Goal.
Find the lines holding the string "cord" in the data, then copy all of them.

>> begin Dataset rows

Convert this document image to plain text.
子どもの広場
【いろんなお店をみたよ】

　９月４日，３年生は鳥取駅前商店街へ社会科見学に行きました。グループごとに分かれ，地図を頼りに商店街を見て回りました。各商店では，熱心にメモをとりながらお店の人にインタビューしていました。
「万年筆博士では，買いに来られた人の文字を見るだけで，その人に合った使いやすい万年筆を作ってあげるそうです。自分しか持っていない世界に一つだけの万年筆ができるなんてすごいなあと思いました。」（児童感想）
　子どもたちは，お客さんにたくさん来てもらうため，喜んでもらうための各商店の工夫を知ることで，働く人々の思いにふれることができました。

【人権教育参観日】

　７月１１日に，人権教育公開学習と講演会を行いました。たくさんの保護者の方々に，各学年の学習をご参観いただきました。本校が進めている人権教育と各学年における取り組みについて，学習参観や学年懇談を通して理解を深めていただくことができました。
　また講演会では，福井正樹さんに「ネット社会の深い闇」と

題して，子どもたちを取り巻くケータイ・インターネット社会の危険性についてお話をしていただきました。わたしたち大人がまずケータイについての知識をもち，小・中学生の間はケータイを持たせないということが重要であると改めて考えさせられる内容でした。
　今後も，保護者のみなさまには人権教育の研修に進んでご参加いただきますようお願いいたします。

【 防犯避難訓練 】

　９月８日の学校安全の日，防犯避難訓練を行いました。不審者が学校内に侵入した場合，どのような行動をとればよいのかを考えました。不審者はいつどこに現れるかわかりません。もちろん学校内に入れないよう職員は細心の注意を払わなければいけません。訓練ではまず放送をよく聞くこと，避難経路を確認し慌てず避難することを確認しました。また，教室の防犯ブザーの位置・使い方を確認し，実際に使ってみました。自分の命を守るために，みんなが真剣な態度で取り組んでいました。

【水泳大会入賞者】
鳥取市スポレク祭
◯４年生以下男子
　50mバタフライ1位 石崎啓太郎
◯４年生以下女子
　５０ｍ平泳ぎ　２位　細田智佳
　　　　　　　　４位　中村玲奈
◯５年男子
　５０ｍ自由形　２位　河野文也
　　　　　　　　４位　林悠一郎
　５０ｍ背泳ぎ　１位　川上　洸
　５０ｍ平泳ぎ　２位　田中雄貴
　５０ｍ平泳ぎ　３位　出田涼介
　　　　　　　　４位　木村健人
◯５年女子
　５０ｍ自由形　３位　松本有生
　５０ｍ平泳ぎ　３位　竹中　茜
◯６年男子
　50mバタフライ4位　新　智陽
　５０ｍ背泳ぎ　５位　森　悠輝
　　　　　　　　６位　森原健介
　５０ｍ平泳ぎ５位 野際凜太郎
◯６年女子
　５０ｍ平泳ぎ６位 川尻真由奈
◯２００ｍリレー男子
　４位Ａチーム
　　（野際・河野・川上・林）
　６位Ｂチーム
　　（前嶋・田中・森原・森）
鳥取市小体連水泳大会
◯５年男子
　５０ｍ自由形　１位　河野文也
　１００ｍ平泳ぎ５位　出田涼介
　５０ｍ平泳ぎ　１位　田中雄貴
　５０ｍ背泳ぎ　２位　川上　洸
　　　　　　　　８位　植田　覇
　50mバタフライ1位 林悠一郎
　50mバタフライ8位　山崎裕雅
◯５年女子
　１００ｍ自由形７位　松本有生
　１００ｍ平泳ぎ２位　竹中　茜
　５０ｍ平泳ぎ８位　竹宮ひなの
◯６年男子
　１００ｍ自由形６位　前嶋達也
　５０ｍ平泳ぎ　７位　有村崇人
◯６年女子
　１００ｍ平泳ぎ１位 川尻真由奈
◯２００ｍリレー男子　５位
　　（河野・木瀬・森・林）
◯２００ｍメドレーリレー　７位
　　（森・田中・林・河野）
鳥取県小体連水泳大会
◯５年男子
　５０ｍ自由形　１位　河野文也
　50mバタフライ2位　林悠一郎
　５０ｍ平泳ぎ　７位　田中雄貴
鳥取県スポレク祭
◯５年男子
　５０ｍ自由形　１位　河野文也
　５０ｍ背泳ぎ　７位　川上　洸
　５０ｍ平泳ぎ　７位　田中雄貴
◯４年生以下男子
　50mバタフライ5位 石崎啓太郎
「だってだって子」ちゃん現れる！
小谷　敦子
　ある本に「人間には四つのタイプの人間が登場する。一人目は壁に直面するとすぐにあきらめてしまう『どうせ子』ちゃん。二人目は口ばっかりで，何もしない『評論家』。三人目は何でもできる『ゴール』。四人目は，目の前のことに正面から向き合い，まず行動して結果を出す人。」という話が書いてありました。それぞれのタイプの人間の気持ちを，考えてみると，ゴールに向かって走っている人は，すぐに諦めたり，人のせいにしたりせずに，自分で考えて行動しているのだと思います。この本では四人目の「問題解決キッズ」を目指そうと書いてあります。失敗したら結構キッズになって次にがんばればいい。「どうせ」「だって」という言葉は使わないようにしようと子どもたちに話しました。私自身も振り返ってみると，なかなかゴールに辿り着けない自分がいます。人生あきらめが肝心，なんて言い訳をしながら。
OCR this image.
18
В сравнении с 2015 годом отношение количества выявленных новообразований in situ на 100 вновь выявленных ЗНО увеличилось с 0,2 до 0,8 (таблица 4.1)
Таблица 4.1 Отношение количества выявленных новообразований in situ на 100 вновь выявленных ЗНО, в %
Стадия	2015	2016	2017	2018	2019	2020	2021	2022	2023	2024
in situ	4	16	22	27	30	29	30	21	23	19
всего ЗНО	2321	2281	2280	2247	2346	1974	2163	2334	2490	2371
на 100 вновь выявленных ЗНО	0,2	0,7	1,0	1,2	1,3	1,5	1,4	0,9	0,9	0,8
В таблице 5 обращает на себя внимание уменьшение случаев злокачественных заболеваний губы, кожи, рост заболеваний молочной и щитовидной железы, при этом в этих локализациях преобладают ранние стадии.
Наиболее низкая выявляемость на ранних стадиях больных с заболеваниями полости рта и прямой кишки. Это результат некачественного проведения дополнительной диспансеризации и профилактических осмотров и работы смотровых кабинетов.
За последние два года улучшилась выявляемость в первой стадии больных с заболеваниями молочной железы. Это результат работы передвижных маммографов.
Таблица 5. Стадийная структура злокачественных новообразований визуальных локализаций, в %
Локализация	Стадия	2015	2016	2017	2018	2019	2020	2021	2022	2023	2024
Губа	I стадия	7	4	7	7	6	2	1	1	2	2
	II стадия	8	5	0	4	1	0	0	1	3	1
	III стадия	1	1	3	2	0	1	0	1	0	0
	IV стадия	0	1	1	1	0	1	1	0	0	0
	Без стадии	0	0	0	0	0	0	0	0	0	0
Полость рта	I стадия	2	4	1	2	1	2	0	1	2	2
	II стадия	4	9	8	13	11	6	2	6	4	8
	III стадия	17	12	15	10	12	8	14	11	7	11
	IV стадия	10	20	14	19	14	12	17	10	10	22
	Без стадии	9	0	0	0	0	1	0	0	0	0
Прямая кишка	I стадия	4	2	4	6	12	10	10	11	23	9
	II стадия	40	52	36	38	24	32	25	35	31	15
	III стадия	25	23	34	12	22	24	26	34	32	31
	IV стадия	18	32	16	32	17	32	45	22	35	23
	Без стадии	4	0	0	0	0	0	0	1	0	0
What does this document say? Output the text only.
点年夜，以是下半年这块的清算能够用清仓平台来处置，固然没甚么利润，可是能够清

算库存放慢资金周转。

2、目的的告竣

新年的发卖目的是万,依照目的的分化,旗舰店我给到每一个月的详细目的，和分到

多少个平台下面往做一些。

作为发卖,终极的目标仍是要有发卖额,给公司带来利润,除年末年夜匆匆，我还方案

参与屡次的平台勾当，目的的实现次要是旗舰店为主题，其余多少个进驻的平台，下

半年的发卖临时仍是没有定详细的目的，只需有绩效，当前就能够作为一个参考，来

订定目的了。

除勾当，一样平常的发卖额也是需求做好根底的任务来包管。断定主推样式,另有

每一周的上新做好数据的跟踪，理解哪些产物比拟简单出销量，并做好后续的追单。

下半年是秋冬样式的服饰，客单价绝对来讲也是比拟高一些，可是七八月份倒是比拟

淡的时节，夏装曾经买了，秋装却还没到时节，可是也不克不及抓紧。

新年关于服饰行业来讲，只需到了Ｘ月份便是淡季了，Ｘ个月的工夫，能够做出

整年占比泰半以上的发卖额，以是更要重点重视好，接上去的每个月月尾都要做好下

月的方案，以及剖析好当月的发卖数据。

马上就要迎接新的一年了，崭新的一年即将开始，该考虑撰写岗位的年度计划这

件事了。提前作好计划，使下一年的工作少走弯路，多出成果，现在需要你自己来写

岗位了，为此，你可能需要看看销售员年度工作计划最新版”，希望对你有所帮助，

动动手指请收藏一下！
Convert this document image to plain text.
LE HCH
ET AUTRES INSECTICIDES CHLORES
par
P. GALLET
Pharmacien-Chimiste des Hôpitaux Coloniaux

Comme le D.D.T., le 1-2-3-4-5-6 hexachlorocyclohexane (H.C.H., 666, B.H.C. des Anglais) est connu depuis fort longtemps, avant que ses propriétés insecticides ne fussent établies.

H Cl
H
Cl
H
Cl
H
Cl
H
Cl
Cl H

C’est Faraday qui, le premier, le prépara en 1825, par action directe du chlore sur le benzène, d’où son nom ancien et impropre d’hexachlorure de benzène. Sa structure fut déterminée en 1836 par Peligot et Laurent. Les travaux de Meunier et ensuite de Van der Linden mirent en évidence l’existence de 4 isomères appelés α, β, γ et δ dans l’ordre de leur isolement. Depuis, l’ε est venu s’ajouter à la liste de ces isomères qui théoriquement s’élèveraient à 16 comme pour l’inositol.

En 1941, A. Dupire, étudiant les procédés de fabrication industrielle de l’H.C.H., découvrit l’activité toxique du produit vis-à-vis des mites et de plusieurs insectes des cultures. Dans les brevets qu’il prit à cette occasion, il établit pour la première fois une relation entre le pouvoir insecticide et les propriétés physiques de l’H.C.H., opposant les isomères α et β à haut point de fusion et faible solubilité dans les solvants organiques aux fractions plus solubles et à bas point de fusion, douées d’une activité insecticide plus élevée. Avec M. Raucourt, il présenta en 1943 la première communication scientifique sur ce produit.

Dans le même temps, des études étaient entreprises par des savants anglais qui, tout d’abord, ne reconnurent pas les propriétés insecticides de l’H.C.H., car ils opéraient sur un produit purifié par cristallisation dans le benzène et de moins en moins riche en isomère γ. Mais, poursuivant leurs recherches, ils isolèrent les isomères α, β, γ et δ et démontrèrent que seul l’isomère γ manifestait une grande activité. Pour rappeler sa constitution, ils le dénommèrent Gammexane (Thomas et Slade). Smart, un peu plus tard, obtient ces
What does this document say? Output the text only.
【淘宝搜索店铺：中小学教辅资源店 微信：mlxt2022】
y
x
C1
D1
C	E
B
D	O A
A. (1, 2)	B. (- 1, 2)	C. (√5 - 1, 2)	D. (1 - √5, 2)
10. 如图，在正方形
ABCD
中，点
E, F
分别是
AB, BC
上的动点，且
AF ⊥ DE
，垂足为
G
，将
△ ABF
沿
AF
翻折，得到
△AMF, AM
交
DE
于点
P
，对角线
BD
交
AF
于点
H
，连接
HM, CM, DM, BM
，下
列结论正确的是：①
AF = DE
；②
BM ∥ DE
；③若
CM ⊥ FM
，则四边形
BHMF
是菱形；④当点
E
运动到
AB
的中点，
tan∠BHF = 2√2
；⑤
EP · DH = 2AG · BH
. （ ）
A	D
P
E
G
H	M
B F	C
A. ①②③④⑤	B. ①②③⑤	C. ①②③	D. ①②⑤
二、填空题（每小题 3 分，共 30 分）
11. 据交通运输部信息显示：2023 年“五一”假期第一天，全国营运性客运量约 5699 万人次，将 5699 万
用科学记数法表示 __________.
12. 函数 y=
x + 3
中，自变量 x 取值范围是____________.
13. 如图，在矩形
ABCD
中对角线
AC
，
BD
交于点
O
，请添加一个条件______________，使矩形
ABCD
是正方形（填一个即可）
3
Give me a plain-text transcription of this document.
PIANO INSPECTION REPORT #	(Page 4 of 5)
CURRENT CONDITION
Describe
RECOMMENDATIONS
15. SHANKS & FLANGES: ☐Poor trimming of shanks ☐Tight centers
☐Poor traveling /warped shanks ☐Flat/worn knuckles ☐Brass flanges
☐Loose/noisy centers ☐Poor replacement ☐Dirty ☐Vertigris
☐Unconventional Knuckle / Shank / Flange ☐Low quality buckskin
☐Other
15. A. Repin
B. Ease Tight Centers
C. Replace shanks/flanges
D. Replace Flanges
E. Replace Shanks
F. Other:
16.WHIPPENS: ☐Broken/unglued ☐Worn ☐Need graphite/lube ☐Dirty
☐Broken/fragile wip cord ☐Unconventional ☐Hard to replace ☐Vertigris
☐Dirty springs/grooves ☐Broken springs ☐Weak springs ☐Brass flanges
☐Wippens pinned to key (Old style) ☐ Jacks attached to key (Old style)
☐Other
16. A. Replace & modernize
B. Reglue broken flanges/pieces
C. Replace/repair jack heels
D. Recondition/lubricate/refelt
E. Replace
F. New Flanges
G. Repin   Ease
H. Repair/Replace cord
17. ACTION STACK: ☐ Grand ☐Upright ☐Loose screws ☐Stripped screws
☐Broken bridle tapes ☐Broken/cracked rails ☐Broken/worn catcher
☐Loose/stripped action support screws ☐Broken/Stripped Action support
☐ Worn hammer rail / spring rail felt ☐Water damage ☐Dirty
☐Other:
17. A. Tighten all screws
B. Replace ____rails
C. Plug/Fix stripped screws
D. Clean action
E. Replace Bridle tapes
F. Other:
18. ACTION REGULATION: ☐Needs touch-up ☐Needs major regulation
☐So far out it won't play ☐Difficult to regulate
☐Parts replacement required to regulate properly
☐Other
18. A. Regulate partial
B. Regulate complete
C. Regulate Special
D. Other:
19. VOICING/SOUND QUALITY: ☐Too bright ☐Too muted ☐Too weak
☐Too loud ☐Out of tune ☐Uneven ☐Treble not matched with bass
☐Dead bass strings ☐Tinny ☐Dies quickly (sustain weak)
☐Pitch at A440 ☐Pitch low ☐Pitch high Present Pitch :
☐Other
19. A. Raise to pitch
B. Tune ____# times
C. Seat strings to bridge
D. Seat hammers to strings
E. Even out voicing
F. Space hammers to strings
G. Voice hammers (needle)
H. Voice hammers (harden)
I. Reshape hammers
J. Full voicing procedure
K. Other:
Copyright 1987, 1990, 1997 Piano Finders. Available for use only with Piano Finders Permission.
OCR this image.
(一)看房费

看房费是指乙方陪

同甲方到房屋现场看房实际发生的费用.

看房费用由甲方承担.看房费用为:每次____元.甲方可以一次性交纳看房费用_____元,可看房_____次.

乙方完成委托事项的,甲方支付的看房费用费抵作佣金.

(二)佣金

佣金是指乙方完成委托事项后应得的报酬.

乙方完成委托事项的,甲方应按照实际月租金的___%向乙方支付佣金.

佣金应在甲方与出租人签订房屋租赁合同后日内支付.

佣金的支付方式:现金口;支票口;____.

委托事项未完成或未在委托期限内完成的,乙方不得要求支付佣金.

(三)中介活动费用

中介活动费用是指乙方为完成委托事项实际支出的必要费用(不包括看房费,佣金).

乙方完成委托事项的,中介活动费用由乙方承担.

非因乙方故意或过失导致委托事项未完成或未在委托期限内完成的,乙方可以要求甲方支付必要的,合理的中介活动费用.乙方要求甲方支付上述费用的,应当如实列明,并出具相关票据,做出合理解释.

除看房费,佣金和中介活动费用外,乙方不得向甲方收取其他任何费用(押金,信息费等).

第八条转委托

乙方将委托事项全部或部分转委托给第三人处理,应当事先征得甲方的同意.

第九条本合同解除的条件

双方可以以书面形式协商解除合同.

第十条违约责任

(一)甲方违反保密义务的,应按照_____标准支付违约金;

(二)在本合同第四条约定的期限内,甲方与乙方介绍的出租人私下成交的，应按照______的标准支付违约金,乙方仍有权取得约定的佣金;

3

>> end Dataset rows

Output.
☐Broken/fragile wip cord ☐Unconventional ☐Hard to replace ☐Vertigris
H. Repair/Replace cord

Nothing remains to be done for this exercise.